INFORMATION SHOWN:

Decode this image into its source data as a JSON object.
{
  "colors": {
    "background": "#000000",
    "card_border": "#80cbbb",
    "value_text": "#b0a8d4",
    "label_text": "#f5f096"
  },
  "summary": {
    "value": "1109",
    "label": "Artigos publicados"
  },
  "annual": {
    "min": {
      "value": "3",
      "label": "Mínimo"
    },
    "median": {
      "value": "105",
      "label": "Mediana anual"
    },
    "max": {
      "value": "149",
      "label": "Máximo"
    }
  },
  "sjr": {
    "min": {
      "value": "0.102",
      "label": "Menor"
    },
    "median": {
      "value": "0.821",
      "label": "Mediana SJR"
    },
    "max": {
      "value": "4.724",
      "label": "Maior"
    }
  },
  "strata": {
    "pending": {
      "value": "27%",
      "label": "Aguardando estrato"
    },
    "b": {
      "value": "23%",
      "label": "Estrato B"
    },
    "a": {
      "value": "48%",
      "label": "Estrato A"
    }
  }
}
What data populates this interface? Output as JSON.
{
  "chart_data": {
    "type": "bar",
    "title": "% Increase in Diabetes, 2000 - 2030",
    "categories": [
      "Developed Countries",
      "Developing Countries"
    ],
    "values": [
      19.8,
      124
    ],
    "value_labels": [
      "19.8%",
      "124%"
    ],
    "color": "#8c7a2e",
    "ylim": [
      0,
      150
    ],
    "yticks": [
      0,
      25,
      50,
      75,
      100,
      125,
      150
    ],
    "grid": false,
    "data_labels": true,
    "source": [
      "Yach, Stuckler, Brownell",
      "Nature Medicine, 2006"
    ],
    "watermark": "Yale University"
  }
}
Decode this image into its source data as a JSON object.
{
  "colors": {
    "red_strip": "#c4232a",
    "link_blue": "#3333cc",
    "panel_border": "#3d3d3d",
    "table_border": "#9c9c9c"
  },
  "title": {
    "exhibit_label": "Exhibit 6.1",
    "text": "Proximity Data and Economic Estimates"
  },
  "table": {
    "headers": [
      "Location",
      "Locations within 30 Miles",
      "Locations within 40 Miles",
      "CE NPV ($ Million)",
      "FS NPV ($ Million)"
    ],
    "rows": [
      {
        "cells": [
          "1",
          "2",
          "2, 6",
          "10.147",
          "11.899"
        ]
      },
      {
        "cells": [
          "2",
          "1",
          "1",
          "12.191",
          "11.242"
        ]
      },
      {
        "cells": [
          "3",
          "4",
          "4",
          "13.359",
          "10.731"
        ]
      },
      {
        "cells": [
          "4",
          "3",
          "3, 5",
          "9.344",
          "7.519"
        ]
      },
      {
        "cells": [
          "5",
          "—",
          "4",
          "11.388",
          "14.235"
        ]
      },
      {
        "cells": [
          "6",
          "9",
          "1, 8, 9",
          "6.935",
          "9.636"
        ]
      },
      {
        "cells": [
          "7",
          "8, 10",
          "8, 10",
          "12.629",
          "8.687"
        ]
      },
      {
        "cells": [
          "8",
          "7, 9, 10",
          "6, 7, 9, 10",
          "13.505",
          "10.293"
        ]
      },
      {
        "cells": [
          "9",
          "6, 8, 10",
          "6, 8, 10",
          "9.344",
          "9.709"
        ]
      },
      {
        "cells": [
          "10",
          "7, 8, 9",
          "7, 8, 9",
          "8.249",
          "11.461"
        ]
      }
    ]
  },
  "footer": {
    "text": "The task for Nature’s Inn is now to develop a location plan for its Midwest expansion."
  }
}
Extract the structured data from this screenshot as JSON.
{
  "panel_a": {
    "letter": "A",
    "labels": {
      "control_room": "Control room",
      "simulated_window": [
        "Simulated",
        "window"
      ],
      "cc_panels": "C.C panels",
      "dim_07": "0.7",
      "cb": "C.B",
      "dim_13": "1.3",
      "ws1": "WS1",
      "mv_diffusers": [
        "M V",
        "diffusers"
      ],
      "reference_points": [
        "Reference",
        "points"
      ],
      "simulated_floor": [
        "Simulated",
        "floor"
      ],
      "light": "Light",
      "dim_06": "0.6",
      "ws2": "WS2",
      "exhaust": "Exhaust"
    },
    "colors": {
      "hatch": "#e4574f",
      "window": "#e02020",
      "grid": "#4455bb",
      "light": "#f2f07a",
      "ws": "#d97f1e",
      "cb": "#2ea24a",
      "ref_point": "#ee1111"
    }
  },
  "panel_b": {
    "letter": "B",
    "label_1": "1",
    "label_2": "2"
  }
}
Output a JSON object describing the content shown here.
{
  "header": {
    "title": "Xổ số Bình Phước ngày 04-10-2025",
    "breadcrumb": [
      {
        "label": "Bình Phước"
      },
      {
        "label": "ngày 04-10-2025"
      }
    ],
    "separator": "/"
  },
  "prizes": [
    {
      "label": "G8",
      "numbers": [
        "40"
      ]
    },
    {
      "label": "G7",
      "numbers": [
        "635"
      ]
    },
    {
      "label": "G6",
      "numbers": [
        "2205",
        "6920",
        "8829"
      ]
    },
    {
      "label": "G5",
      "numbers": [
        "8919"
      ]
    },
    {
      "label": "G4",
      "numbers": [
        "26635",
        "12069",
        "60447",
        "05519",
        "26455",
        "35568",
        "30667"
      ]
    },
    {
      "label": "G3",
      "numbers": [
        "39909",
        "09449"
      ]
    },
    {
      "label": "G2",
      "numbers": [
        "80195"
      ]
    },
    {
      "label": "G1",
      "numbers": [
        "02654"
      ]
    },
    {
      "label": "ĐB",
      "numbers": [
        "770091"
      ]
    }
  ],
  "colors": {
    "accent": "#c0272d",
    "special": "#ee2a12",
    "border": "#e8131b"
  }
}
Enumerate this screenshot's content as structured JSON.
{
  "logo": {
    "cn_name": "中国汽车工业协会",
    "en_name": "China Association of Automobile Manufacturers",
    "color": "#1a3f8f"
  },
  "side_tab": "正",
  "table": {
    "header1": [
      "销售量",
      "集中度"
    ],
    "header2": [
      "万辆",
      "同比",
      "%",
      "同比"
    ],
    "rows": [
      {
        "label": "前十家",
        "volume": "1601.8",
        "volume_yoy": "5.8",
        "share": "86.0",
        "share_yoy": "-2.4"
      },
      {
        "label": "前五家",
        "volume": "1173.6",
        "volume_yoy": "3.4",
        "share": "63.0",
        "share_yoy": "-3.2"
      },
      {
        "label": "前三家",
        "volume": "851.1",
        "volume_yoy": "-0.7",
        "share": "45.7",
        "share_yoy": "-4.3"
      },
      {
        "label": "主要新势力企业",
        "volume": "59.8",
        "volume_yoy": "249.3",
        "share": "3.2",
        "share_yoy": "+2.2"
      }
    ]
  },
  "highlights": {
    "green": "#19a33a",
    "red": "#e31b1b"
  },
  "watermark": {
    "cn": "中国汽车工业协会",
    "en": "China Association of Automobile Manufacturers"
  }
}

INSTRUCTIONS TO FOLLOW: Gather every line from the entries above where the word "Output" appears, and copy them.

TASK RESPONSE:
What data populates this interface? Output as JSON.
Output a JSON object describing the content shown here.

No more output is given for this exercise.